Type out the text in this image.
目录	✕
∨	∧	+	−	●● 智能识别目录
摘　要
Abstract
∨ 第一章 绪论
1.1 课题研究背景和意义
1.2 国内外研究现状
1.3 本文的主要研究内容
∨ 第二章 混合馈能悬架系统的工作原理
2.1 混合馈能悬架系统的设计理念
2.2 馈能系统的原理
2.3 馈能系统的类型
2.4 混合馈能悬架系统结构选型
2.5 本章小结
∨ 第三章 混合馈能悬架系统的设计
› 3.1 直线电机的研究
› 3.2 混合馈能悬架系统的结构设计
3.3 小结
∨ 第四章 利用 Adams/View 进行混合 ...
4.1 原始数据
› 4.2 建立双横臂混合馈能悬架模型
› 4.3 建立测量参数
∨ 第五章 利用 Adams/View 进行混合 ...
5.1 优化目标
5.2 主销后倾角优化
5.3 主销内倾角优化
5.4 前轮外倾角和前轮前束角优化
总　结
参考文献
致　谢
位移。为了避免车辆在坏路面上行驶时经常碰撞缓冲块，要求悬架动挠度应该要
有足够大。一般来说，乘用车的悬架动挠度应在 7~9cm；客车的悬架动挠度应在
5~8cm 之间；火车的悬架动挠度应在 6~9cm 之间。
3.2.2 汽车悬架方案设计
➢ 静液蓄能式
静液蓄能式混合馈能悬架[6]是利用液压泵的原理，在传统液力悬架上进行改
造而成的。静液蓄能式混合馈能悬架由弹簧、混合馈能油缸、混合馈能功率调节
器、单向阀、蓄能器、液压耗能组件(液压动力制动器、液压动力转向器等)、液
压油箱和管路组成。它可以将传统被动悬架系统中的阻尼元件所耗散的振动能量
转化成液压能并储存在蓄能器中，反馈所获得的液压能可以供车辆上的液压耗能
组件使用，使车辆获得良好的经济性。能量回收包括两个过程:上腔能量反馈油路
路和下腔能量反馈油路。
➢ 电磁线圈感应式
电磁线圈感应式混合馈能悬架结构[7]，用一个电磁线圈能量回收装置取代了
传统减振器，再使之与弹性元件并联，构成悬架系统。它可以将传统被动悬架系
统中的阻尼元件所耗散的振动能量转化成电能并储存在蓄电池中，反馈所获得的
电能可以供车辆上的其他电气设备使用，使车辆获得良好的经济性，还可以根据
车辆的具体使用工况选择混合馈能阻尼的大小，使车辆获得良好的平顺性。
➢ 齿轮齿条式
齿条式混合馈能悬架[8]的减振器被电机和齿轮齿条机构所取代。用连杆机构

______________________________

* EXERCISE INSTRUCTIONS: Restate each record exactly as written.

* EXERCISE OUTPUT:
Type out the text in this image.
目录	✕
∨	∧	+	−	●● 智能识别目录
摘　要
Abstract
∨ 第一章 绪论
1.1 课题研究背景和意义
1.2 国内外研究现状
1.3 本文的主要研究内容
∨ 第二章 混合馈能悬架系统的工作原理
2.1 混合馈能悬架系统的设计理念
2.2 馈能系统的原理
2.3 馈能系统的类型
2.4 混合馈能悬架系统结构选型
2.5 本章小结
∨ 第三章 混合馈能悬架系统的设计
› 3.1 直线电机的研究
› 3.2 混合馈能悬架系统的结构设计
3.3 小结
∨ 第四章 利用 Adams/View 进行混合 ...
4.1 原始数据
› 4.2 建立双横臂混合馈能悬架模型
› 4.3 建立测量参数
∨ 第五章 利用 Adams/View 进行混合 ...
5.1 优化目标
5.2 主销后倾角优化
5.3 主销内倾角优化
5.4 前轮外倾角和前轮前束角优化
总　结
参考文献
致　谢
位移。为了避免车辆在坏路面上行驶时经常碰撞缓冲块，要求悬架动挠度应该要
有足够大。一般来说，乘用车的悬架动挠度应在 7~9cm；客车的悬架动挠度应在
5~8cm 之间；火车的悬架动挠度应在 6~9cm 之间。
3.2.2 汽车悬架方案设计
➢ 静液蓄能式
静液蓄能式混合馈能悬架[6]是利用液压泵的原理，在传统液力悬架上进行改
造而成的。静液蓄能式混合馈能悬架由弹簧、混合馈能油缸、混合馈能功率调节
器、单向阀、蓄能器、液压耗能组件(液压动力制动器、液压动力转向器等)、液
压油箱和管路组成。它可以将传统被动悬架系统中的阻尼元件所耗散的振动能量
转化成液压能并储存在蓄能器中，反馈所获得的液压能可以供车辆上的液压耗能
组件使用，使车辆获得良好的经济性。能量回收包括两个过程:上腔能量反馈油路
路和下腔能量反馈油路。
➢ 电磁线圈感应式
电磁线圈感应式混合馈能悬架结构[7]，用一个电磁线圈能量回收装置取代了
传统减振器，再使之与弹性元件并联，构成悬架系统。它可以将传统被动悬架系
统中的阻尼元件所耗散的振动能量转化成电能并储存在蓄电池中，反馈所获得的
电能可以供车辆上的其他电气设备使用，使车辆获得良好的经济性，还可以根据
车辆的具体使用工况选择混合馈能阻尼的大小，使车辆获得良好的平顺性。
➢ 齿轮齿条式
齿条式混合馈能悬架[8]的减振器被电机和齿轮齿条机构所取代。用连杆机构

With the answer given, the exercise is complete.